* [PAGE]:
Penser le genre - Commentaire
Sur cet article en tant que tel, je n'ai rien à dire. Franchement, même si les arguments concernant Strauss et Derrida sont légèrement spécifiques (même si faisant partie d'un cadre plus général) et qu'on pourrait même critiquer Delphy pour - potentiellement - ne pas avoir lue Derrida du tout [1]; il n'en reste pas moins que les grandes lignes des l'argumentation, quand bien même on ne les appliquent pas à eux spécifiquement, sont très intéressantes.
[1] Je connais pas spécialement Derrida, je fais juste attention à ce genre de choses.
L'invention du « French Feminism » : une invention essentielle - Définition et politique
On passe donc maintenant au second article. Je préviens d'avance que je vais surement réagir assez violement parce que bon, Delphy s'attaque, entre autre, à Butler et que pour une raison ou une autre, j'ai un lien assez fort avec iel.
L'invention du « French Feminism » : Un démarche essentielle, est un article critiquant le courant de pensée né aux US et portant ce nom. Pour faire court, Delphy le critique en tant que courant visant, de façon implicite, à revaloriser un certain essentialisme.

Enregistrements d'annotation de coordonnées:

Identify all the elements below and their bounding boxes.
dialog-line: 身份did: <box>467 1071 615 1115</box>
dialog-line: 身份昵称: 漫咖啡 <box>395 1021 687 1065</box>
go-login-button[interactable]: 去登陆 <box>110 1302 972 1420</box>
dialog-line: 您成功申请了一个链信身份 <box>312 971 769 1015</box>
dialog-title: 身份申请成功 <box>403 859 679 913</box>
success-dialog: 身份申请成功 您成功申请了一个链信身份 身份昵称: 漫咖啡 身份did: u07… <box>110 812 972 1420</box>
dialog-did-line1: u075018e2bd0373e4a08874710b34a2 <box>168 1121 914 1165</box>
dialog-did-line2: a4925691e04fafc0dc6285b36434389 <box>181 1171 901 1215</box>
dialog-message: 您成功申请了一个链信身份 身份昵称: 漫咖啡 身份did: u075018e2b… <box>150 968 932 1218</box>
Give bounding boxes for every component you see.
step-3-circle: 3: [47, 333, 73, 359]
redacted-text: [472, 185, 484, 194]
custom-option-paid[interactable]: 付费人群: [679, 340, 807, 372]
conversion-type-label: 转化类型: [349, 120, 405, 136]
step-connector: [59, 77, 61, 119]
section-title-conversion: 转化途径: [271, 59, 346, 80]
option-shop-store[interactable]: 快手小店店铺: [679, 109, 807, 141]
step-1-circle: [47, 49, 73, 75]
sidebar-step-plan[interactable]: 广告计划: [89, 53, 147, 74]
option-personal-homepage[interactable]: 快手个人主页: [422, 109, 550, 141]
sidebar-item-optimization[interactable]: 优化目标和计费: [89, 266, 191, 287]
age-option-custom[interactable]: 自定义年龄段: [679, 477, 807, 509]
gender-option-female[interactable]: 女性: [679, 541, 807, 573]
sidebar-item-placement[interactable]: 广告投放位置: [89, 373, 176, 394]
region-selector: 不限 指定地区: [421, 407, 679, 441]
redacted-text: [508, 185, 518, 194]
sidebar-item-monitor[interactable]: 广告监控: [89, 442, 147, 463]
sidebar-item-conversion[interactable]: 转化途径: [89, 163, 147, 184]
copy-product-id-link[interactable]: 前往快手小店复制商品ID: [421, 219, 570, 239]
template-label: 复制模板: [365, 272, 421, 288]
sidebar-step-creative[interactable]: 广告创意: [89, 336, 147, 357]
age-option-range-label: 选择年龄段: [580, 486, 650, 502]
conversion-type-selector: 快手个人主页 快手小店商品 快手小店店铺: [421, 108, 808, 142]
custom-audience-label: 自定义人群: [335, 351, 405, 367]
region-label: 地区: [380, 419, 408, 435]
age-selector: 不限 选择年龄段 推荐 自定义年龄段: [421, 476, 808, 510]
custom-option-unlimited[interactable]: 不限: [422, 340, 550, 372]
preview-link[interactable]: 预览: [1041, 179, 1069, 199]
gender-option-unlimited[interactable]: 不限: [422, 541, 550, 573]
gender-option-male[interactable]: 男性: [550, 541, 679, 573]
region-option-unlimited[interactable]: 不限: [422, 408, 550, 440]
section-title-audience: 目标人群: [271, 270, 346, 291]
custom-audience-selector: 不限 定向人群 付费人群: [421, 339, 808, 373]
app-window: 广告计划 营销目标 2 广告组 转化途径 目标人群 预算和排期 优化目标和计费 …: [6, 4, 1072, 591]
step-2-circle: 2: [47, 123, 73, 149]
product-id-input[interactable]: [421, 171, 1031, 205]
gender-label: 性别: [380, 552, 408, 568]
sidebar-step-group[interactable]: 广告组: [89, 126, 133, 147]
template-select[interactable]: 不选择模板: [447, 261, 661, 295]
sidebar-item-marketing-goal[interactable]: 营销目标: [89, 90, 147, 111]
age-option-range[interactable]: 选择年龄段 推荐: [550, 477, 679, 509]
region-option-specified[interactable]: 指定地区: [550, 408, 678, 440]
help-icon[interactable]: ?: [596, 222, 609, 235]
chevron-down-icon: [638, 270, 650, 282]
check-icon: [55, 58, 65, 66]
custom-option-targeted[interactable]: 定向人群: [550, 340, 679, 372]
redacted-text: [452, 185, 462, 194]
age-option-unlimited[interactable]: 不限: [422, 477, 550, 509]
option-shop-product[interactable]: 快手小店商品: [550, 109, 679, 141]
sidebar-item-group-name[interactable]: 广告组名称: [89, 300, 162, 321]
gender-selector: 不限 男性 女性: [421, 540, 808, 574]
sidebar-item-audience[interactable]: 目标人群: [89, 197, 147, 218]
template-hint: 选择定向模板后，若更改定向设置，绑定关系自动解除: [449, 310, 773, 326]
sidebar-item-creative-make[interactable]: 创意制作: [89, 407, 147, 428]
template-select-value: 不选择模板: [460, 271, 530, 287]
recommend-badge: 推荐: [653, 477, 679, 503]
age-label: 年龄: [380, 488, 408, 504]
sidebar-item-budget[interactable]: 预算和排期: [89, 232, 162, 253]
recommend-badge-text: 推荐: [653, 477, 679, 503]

* [CONSIGNES]:
A. D'après la page, qui Delphy attaque-t-elle, entre autres, dans le second article ?
B. Reformulez sous forme de liste le paragraphe de la page qui commence par « On passe donc maintenant », en conservant ses faits principaux.
Seule la page sert de source pour répondre.

* [RÉPONSES]:
A. Butler.

B.
- L'auteur passe au second article.
- Il prévient qu'il réagira sans doute assez vivement.
- Dans cet article, Delphy s'en prend notamment à Butler.
- L'auteur a un lien assez fort avec Butler.